Dataset items:
* * * * * * * * *

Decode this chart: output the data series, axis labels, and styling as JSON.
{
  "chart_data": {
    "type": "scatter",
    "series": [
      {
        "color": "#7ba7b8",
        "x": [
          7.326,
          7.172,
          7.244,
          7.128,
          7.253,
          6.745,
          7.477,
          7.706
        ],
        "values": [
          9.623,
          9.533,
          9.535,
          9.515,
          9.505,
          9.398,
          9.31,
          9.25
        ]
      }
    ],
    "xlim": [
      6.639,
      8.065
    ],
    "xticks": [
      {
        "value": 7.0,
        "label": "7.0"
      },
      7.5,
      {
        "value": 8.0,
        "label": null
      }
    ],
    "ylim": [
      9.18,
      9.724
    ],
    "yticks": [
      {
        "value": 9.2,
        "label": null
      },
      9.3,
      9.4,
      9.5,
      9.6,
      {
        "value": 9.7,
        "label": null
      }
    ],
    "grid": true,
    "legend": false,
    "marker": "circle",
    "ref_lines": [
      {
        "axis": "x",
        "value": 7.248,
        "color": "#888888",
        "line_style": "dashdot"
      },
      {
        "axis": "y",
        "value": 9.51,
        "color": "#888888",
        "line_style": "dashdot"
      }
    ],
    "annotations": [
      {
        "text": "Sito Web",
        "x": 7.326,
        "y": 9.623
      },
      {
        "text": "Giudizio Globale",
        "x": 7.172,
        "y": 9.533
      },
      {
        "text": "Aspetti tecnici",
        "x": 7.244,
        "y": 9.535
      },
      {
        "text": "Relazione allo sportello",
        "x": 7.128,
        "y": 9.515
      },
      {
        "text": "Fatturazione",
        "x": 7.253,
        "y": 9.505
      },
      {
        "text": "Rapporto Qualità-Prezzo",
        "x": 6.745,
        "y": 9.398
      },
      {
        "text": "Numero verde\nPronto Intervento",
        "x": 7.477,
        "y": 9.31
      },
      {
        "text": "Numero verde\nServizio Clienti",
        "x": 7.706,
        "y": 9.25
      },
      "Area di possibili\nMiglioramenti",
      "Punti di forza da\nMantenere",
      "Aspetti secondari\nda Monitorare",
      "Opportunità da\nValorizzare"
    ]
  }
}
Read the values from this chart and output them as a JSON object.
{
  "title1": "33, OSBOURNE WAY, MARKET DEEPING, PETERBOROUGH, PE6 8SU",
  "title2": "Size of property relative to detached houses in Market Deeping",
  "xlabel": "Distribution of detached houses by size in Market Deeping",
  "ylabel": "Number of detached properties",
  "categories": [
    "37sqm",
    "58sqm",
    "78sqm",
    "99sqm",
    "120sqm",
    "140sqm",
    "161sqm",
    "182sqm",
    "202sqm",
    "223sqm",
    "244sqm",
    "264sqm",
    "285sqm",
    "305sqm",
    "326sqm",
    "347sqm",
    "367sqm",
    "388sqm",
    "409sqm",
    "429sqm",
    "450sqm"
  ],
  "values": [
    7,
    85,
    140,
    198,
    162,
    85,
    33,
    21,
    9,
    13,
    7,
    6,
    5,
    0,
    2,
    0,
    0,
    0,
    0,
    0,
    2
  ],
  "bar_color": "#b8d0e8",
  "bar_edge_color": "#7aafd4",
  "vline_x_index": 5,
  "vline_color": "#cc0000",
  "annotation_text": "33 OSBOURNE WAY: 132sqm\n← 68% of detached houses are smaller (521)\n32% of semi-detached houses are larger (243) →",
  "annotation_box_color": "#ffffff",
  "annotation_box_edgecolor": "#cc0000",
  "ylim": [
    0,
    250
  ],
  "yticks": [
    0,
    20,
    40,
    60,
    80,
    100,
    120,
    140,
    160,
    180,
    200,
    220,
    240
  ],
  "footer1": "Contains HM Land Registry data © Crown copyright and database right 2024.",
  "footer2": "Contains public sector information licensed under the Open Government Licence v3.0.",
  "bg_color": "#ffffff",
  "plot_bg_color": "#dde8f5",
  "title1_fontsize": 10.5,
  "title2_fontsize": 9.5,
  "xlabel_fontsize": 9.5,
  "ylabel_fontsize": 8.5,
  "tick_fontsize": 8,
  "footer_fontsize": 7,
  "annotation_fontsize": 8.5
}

* * * * * * * * *

Quote every line of the data, word for word.

» **ANSWER**:
Decode this chart: output the data series, axis labels, and styling as JSON.
{
  "chart_data": {
    "type": "scatter",
    "series": [
      {
        "color": "#7ba7b8",
        "x": [
          7.326,
          7.172,
          7.244,
          7.128,
          7.253,
          6.745,
          7.477,
          7.706
        ],
        "values": [
          9.623,
          9.533,
          9.535,
          9.515,
          9.505,
          9.398,
          9.31,
          9.25
        ]
      }
    ],
    "xlim": [
      6.639,
      8.065
    ],
    "xticks": [
      {
        "value": 7.0,
        "label": "7.0"
      },
      7.5,
      {
        "value": 8.0,
        "label": null
      }
    ],
    "ylim": [
      9.18,
      9.724
    ],
    "yticks": [
      {
        "value": 9.2,
        "label": null
      },
      9.3,
      9.4,
      9.5,
      9.6,
      {
        "value": 9.7,
        "label": null
      }
    ],
    "grid": true,
    "legend": false,
    "marker": "circle",
    "ref_lines": [
      {
        "axis": "x",
        "value": 7.248,
        "color": "#888888",
        "line_style": "dashdot"
      },
      {
        "axis": "y",
        "value": 9.51,
        "color": "#888888",
        "line_style": "dashdot"
      }
    ],
    "annotations": [
      {
        "text": "Sito Web",
        "x": 7.326,
        "y": 9.623
      },
      {
        "text": "Giudizio Globale",
        "x": 7.172,
        "y": 9.533
      },
      {
        "text": "Aspetti tecnici",
        "x": 7.244,
        "y": 9.535
      },
      {
        "text": "Relazione allo sportello",
        "x": 7.128,
        "y": 9.515
      },
      {
        "text": "Fatturazione",
        "x": 7.253,
        "y": 9.505
      },
      {
        "text": "Rapporto Qualità-Prezzo",
        "x": 6.745,
        "y": 9.398
      },
      {
        "text": "Numero verde\nPronto Intervento",
        "x": 7.477,
        "y": 9.31
      },
      {
        "text": "Numero verde\nServizio Clienti",
        "x": 7.706,
        "y": 9.25
      },
      "Area di possibili\nMiglioramenti",
      "Punti di forza da\nMantenere",
      "Aspetti secondari\nda Monitorare",
      "Opportunità da\nValorizzare"
    ]
  }
}
Read the values from this chart and output them as a JSON object.
{
  "title1": "33, OSBOURNE WAY, MARKET DEEPING, PETERBOROUGH, PE6 8SU",
  "title2": "Size of property relative to detached houses in Market Deeping",
  "xlabel": "Distribution of detached houses by size in Market Deeping",
  "ylabel": "Number of detached properties",
  "categories": [
    "37sqm",
    "58sqm",
    "78sqm",
    "99sqm",
    "120sqm",
    "140sqm",
    "161sqm",
    "182sqm",
    "202sqm",
    "223sqm",
    "244sqm",
    "264sqm",
    "285sqm",
    "305sqm",
    "326sqm",
    "347sqm",
    "367sqm",
    "388sqm",
    "409sqm",
    "429sqm",
    "450sqm"
  ],
  "values": [
    7,
    85,
    140,
    198,
    162,
    85,
    33,
    21,
    9,
    13,
    7,
    6,
    5,
    0,
    2,
    0,
    0,
    0,
    0,
    0,
    2
  ],
  "bar_color": "#b8d0e8",
  "bar_edge_color": "#7aafd4",
  "vline_x_index": 5,
  "vline_color": "#cc0000",
  "annotation_text": "33 OSBOURNE WAY: 132sqm\n← 68% of detached houses are smaller (521)\n32% of semi-detached houses are larger (243) →",
  "annotation_box_color": "#ffffff",
  "annotation_box_edgecolor": "#cc0000",
  "ylim": [
    0,
    250
  ],
  "yticks": [
    0,
    20,
    40,
    60,
    80,
    100,
    120,
    140,
    160,
    180,
    200,
    220,
    240
  ],
  "footer1": "Contains HM Land Registry data © Crown copyright and database right 2024.",
  "footer2": "Contains public sector information licensed under the Open Government Licence v3.0.",
  "bg_color": "#ffffff",
  "plot_bg_color": "#dde8f5",
  "title1_fontsize": 10.5,
  "title2_fontsize": 9.5,
  "xlabel_fontsize": 9.5,
  "ylabel_fontsize": 8.5,
  "tick_fontsize": 8,
  "footer_fontsize": 7,
  "annotation_fontsize": 8.5
}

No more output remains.